Copy each line below that includes "Model".

(Dataset rows about figures)
______________________________
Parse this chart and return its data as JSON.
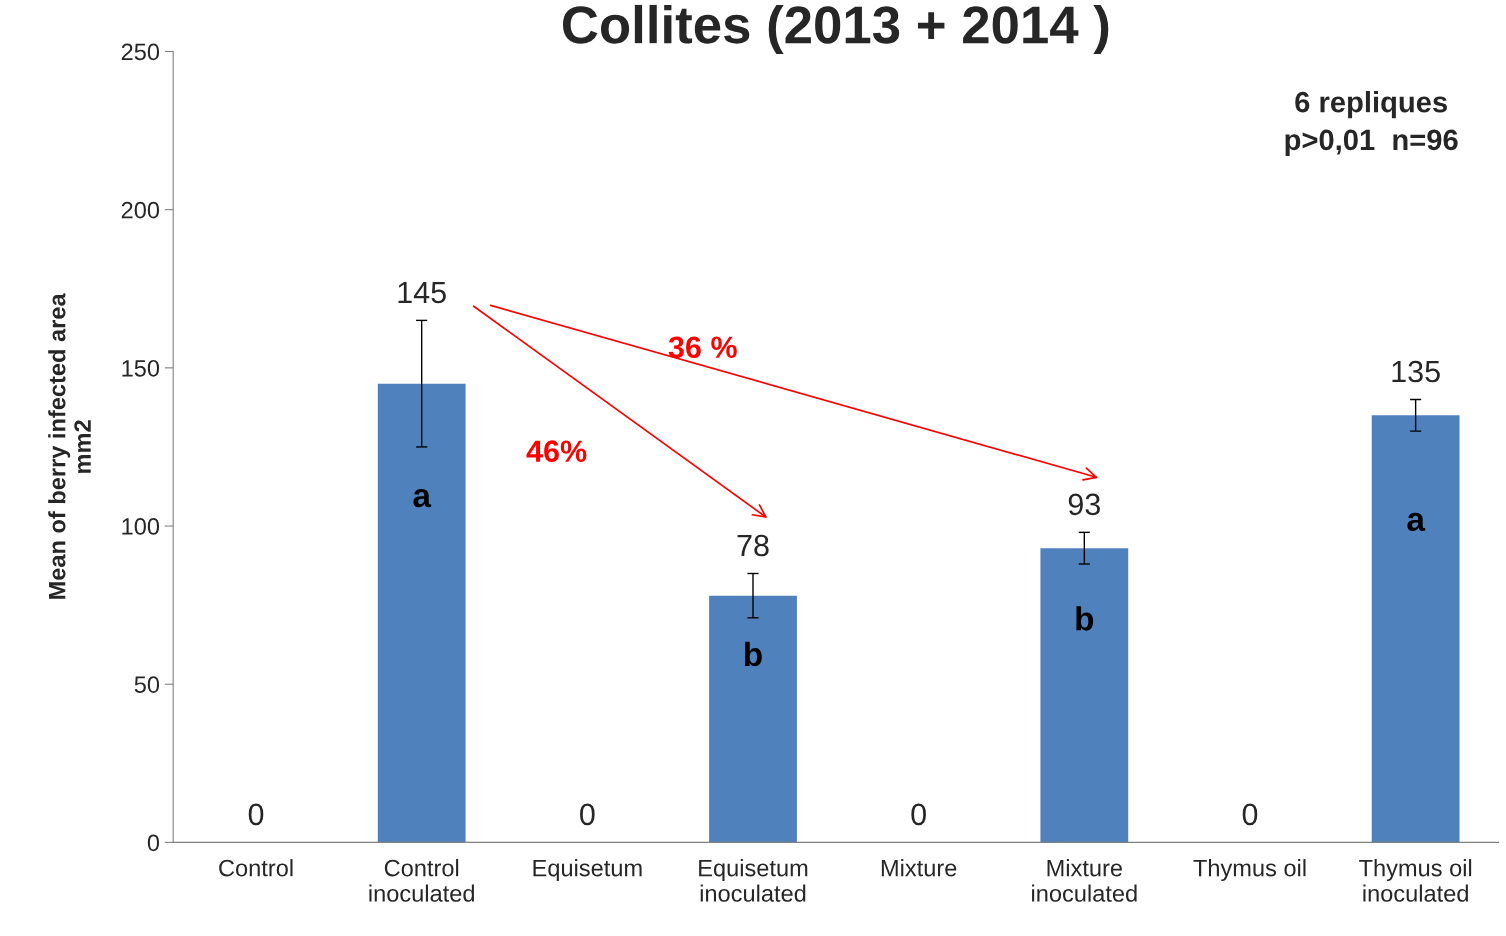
{
  "chart_data": {
    "type": "bar",
    "title": "Collites (2013 + 2014 )",
    "ylabel": "Mean of berry infected area\nmm2",
    "categories": [
      "Control",
      "Control\ninoculated",
      "Equisetum",
      "Equisetum\ninoculated",
      "Mixture",
      "Mixture\ninoculated",
      "Thymus oil",
      "Thymus oil\ninoculated"
    ],
    "values": [
      0,
      145,
      0,
      78,
      0,
      93,
      0,
      135
    ],
    "errors": [
      null,
      20,
      null,
      7,
      null,
      5,
      null,
      5
    ],
    "color": "#4f81bd",
    "ylim": [
      0,
      250
    ],
    "yticks": [
      0,
      50,
      100,
      150,
      200,
      250
    ],
    "grid": false,
    "data_labels": true,
    "annotations": [
      "a",
      "b",
      "b",
      "a",
      "46%",
      "36 %",
      "6 repliques\np>0,01  n=96"
    ]
  }
}
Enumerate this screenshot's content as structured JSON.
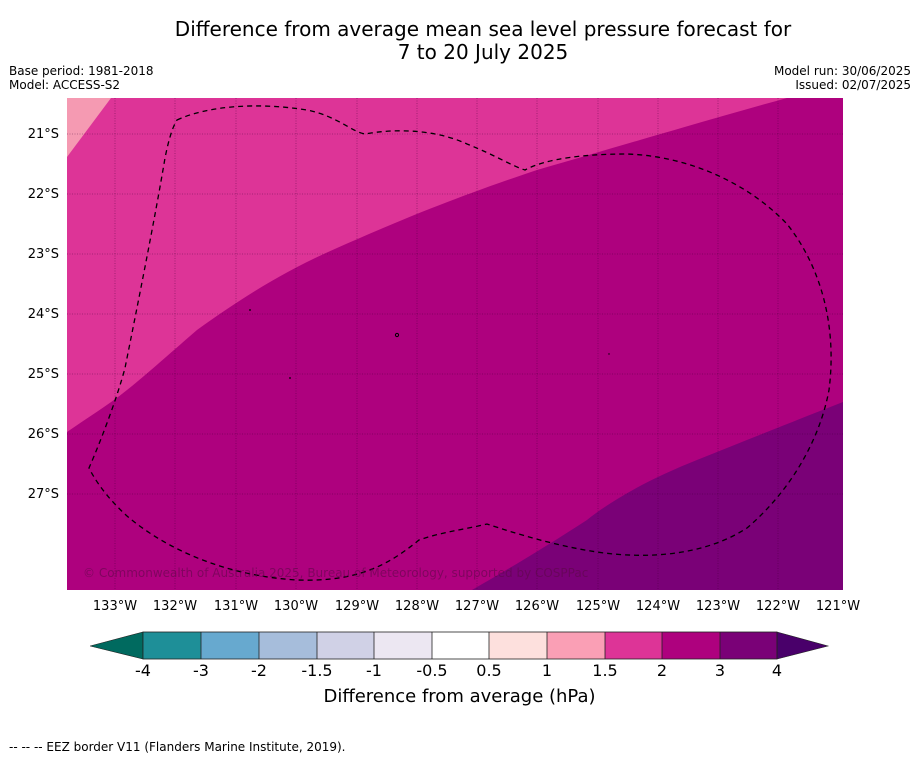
{
  "title": {
    "line1": "Difference from average mean sea level pressure forecast for",
    "line2": "7 to 20 July 2025"
  },
  "meta_left": {
    "base_period": "Base period: 1981-2018",
    "model": "Model: ACCESS-S2"
  },
  "meta_right": {
    "model_run": "Model run: 30/06/2025",
    "issued": "Issued: 02/07/2025"
  },
  "map": {
    "latitude_labels": [
      "21°S",
      "22°S",
      "23°S",
      "24°S",
      "25°S",
      "26°S",
      "27°S"
    ],
    "longitude_labels": [
      "133°W",
      "132°W",
      "131°W",
      "130°W",
      "129°W",
      "128°W",
      "127°W",
      "126°W",
      "125°W",
      "124°W",
      "123°W",
      "122°W",
      "121°W"
    ],
    "copyright": "© Commonwealth of Australia 2025, Bureau of Meteorology, supported by COSPPac",
    "region_colors": {
      "anomaly_1_to_1_5": "#f59ab2",
      "anomaly_1_5_to_2": "#dd3497",
      "anomaly_2_to_3": "#ae017e",
      "anomaly_3_to_4": "#7a0177"
    }
  },
  "colorbar": {
    "ticks": [
      "-4",
      "-3",
      "-2",
      "-1.5",
      "-1",
      "-0.5",
      "0.5",
      "1",
      "1.5",
      "2",
      "3",
      "4"
    ],
    "colors": [
      "#006a5f",
      "#1e8f98",
      "#67a9cf",
      "#a6bddb",
      "#d0d1e6",
      "#ece7f2",
      "#ffffff",
      "#fde0dd",
      "#fa9fb5",
      "#dd3497",
      "#ae017e",
      "#7a0177",
      "#49006a"
    ],
    "label": "Difference from average (hPa)"
  },
  "footnote": "--  --  -- EEZ border V11 (Flanders Marine Institute, 2019)."
}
______________________________
[Response]:
    "model": "Model: ACCESS-S2"
    "model_run": "Model run: 30/06/2025",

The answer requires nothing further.